Dataset records:
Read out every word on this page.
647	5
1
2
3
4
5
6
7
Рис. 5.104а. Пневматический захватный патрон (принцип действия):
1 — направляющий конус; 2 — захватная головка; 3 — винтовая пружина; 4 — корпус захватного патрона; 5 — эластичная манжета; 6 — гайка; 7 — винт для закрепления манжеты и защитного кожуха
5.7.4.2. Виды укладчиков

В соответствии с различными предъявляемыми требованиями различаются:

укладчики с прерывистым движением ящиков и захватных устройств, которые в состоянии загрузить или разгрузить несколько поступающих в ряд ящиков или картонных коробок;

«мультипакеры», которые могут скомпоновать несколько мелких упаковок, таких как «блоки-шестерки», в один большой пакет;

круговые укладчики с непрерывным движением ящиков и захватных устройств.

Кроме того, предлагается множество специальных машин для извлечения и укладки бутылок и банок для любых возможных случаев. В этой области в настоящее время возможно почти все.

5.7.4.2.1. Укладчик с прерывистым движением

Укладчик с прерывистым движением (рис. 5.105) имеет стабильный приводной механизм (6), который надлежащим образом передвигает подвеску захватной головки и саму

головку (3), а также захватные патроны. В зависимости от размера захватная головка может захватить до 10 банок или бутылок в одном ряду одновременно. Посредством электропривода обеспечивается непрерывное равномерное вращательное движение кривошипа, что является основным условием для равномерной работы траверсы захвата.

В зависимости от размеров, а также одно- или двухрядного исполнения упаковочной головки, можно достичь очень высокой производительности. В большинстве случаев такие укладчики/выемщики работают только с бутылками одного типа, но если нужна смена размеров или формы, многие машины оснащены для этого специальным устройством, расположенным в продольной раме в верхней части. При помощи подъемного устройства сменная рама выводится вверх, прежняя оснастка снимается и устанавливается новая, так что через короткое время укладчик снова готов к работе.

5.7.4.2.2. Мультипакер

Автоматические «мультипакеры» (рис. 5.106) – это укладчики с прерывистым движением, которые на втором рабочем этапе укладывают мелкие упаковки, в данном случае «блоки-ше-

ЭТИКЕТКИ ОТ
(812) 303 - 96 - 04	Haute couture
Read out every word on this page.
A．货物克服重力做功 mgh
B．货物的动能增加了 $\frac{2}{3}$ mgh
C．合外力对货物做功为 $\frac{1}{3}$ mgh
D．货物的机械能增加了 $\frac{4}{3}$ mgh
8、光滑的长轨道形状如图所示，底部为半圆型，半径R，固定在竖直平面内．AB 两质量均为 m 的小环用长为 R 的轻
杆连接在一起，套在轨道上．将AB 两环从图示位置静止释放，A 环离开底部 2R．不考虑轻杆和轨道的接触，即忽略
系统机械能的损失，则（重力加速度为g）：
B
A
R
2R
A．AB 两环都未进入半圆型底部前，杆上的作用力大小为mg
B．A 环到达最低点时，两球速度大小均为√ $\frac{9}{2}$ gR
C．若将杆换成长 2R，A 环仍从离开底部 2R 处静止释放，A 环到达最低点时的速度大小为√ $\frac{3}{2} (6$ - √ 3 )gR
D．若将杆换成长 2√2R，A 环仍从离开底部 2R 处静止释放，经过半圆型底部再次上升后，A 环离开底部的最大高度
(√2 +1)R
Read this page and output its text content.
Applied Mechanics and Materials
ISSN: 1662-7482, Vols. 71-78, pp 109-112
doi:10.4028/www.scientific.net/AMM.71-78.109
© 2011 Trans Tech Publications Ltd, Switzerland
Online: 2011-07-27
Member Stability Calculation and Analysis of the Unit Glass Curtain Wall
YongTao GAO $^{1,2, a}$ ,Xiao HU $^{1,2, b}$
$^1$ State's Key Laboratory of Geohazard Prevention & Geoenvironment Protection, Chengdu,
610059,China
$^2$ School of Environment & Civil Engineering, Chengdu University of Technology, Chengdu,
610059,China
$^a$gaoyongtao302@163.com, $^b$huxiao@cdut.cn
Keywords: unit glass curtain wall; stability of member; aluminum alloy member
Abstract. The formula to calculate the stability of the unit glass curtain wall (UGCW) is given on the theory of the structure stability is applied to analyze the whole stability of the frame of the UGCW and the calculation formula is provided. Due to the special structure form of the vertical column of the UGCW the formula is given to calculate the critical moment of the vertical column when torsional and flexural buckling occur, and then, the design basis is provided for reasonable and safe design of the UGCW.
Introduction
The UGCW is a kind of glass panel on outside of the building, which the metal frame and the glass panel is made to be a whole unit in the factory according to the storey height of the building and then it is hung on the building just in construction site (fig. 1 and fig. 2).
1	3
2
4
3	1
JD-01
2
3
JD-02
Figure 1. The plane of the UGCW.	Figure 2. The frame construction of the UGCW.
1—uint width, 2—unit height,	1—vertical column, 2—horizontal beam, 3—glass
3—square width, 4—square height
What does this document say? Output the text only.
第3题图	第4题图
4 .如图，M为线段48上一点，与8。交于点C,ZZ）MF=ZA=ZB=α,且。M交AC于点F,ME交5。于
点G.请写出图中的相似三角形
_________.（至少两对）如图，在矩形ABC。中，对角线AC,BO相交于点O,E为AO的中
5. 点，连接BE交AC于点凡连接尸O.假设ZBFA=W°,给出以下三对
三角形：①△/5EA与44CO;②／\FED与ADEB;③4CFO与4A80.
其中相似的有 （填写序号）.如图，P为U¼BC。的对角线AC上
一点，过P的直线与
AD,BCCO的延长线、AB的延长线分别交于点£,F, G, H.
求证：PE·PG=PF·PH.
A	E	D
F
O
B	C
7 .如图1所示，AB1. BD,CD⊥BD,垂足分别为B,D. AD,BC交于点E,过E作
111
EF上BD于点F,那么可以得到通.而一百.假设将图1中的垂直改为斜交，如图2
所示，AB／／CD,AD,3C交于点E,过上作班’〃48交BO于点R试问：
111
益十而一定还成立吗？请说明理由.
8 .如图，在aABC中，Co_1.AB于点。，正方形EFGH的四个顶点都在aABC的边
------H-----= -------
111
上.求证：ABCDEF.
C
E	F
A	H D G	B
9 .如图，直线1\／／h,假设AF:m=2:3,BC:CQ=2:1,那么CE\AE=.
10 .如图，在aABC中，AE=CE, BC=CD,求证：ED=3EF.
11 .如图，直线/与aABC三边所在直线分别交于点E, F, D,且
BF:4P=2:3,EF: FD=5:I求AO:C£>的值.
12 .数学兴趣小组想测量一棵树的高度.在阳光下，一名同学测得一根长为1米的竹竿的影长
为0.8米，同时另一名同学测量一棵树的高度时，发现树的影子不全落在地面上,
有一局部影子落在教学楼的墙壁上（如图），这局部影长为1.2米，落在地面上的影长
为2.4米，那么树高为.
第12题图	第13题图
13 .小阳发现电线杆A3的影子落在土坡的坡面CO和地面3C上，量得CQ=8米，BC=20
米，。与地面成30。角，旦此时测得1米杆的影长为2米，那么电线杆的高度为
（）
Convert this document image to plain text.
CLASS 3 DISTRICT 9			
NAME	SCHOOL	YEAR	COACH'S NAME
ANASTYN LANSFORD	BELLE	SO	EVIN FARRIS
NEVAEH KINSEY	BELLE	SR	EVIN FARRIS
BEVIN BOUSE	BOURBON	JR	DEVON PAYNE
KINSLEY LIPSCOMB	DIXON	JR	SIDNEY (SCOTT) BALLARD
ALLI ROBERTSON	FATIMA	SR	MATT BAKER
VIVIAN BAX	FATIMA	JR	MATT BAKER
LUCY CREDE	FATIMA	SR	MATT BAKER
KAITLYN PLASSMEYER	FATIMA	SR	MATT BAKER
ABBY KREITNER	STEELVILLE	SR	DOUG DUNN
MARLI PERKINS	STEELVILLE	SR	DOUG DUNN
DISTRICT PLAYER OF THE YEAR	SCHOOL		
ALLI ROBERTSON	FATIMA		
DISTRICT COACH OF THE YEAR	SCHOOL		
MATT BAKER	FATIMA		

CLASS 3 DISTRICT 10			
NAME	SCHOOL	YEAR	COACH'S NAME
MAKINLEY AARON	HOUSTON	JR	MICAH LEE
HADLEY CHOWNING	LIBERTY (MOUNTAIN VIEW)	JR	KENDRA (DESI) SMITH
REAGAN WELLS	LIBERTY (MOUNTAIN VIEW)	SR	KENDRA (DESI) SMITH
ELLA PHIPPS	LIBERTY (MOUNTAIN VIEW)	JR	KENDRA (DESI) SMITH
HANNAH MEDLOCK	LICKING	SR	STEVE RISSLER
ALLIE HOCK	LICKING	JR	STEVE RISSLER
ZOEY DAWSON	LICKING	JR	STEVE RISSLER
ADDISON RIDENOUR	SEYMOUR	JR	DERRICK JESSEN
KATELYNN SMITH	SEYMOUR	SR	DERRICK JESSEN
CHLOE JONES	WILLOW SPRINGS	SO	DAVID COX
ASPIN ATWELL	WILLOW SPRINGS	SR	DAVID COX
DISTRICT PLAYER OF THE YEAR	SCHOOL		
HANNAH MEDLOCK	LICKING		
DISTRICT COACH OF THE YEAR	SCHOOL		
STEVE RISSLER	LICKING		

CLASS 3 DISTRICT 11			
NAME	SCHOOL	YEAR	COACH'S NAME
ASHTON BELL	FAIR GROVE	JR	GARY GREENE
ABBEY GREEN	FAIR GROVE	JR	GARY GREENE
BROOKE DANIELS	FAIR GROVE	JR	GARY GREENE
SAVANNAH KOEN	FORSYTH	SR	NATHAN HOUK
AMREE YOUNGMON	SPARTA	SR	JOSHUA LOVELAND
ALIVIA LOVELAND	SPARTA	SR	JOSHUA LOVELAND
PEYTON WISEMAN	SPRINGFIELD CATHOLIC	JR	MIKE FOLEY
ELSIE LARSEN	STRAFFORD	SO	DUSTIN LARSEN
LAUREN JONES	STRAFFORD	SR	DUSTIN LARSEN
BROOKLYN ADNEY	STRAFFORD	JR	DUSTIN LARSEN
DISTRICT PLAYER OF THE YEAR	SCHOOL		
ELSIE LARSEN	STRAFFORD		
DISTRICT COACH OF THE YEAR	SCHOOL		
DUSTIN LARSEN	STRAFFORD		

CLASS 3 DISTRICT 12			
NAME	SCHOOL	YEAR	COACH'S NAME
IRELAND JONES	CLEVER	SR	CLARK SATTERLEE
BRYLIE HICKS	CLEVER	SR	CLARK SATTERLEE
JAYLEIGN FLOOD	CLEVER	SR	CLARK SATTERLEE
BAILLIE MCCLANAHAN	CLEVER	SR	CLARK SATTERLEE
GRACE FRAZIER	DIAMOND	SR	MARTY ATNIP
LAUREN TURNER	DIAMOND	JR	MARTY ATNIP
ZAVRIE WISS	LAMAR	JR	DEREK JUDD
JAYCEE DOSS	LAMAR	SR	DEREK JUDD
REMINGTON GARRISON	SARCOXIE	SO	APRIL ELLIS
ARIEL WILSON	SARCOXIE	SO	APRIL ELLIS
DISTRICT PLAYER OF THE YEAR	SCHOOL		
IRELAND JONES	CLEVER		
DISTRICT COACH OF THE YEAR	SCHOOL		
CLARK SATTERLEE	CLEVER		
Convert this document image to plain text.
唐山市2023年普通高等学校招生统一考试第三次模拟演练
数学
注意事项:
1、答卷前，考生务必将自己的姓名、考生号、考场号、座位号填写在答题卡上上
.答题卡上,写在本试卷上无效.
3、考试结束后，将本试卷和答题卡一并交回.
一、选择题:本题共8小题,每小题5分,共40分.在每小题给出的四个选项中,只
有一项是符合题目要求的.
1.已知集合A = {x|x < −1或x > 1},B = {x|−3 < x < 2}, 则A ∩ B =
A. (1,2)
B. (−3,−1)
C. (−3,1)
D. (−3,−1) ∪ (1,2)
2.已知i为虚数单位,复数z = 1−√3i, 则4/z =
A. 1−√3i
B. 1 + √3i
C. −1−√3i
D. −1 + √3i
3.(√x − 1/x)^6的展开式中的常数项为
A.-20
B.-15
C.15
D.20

Required work
Using the material above, report each line where "SPARTA" occurs.

Solution for this problem
AMREE YOUNGMON	SPARTA	SR	JOSHUA LOVELAND
ALIVIA LOVELAND	SPARTA	SR	JOSHUA LOVELAND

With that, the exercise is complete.